▶ **Your task**
Find each line with the word "Recording" and copy it.

▶ **Stored records**
---------------

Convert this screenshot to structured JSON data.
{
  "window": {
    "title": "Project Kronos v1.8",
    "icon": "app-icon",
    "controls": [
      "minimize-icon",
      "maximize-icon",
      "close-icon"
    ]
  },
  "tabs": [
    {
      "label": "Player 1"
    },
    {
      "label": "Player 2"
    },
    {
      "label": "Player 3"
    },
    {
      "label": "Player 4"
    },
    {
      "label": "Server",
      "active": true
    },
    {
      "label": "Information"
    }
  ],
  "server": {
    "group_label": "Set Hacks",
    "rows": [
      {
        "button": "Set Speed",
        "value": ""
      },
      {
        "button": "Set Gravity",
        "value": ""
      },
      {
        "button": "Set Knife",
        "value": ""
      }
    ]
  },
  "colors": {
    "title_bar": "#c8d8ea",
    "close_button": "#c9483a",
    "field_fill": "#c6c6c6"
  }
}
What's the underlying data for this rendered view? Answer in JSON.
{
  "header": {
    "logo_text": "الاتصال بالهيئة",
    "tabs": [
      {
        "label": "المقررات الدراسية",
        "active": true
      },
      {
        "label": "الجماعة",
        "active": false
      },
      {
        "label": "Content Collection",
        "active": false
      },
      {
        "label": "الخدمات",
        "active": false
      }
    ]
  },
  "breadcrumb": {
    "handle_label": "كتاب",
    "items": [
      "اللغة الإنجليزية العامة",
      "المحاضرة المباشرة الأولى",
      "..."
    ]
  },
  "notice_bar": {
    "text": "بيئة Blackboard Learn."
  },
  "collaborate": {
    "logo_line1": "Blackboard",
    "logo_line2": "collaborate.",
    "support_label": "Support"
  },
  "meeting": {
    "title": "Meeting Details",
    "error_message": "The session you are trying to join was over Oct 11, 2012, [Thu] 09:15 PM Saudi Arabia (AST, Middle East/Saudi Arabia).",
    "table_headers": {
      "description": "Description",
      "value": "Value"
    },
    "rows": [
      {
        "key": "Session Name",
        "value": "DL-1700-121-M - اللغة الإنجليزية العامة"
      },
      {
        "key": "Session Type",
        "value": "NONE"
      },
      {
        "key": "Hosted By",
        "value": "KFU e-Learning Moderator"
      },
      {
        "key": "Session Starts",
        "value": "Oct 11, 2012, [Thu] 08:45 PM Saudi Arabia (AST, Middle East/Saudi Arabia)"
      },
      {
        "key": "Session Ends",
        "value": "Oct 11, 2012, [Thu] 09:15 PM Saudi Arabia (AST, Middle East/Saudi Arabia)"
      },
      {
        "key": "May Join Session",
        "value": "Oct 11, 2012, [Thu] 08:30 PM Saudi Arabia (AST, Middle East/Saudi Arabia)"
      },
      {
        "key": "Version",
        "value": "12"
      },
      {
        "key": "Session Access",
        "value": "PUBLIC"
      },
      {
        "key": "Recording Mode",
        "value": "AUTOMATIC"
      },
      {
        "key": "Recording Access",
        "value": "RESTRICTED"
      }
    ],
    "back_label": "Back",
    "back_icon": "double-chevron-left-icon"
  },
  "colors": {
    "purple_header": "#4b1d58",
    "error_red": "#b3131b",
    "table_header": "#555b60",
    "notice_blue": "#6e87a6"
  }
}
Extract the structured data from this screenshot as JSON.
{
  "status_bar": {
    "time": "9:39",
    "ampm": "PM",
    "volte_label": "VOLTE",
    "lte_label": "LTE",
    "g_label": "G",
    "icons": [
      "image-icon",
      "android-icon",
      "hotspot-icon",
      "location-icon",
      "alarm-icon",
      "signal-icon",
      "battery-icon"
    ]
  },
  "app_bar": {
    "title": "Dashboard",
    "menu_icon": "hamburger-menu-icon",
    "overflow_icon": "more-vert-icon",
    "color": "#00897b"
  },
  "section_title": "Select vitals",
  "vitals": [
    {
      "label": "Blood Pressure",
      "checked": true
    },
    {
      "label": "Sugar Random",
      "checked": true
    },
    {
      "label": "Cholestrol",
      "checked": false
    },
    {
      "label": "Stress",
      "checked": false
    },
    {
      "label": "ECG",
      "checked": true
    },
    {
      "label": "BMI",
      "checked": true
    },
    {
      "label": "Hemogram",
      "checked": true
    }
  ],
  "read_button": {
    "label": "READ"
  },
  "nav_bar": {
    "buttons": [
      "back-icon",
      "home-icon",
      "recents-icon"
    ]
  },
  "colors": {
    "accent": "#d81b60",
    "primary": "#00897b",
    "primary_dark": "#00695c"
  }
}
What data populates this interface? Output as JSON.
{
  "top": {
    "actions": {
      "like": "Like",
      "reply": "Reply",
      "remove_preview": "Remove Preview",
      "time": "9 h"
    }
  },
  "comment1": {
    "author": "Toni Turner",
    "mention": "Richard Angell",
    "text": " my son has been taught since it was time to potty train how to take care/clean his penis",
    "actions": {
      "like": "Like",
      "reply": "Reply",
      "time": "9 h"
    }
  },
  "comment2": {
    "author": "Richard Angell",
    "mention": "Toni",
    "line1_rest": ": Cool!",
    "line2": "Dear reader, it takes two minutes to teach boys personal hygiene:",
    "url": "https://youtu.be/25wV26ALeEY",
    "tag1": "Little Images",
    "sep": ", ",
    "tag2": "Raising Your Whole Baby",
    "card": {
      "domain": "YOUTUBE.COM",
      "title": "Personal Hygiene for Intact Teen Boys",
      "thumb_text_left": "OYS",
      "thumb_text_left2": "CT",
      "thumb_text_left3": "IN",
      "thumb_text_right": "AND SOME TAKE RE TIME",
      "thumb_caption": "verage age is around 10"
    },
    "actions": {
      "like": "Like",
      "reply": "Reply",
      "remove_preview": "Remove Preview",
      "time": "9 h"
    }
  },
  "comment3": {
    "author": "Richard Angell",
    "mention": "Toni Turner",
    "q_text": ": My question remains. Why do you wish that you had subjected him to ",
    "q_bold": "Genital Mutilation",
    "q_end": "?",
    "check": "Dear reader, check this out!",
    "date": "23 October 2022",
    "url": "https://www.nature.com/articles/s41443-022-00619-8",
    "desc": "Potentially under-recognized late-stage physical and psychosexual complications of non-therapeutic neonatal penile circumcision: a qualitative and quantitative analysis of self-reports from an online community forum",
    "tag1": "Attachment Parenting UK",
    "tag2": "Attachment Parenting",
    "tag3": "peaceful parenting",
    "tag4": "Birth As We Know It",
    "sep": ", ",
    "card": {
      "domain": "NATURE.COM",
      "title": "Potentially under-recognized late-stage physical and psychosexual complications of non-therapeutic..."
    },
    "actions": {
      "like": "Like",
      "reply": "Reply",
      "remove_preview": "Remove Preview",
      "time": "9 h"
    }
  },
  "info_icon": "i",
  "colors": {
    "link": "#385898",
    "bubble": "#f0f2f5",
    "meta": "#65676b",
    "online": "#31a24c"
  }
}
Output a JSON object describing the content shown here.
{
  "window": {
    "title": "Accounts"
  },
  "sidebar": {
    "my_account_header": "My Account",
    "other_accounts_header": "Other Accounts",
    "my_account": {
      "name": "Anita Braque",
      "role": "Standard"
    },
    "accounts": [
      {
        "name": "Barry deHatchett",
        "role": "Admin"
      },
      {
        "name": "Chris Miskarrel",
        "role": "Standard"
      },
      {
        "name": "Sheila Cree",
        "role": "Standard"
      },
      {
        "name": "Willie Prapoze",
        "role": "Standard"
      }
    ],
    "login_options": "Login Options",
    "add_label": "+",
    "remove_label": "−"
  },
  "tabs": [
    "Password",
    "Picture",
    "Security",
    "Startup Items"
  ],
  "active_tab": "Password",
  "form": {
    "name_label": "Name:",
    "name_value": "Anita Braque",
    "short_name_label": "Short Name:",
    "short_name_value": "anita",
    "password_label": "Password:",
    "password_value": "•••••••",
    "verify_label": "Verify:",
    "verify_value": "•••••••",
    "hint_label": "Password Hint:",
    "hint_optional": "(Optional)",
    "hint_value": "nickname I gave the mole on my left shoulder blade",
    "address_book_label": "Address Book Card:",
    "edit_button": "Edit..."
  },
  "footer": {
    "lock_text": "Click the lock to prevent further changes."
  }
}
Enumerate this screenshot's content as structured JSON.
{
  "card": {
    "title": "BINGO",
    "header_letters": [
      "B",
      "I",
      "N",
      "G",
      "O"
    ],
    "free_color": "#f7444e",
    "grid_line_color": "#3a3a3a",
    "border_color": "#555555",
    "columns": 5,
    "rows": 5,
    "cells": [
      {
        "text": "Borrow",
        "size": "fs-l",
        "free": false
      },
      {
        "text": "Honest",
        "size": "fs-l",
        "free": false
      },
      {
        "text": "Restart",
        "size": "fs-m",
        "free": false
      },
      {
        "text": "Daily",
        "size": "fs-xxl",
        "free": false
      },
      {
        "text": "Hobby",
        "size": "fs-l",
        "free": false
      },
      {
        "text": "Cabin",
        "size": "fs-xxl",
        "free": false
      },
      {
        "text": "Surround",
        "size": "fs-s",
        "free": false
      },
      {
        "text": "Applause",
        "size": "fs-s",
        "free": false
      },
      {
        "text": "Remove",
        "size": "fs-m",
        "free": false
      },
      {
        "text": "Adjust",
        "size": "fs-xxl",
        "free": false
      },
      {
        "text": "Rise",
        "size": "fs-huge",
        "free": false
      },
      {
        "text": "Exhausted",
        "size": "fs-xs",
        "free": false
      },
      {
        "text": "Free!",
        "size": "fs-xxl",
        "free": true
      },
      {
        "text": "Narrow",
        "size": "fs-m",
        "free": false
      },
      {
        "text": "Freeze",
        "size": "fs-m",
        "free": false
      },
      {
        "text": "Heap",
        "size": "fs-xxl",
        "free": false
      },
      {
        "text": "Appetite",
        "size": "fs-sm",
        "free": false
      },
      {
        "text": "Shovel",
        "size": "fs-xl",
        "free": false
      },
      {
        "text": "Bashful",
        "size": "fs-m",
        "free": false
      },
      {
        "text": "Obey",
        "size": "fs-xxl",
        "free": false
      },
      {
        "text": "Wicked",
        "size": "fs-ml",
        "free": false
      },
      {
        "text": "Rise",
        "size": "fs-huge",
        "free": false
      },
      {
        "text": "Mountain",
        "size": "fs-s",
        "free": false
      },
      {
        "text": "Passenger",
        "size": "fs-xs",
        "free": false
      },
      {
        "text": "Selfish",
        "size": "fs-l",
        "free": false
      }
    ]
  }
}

---------------

▶ **Result for this exercise**
        "key": "Recording Mode",
        "key": "Recording Access",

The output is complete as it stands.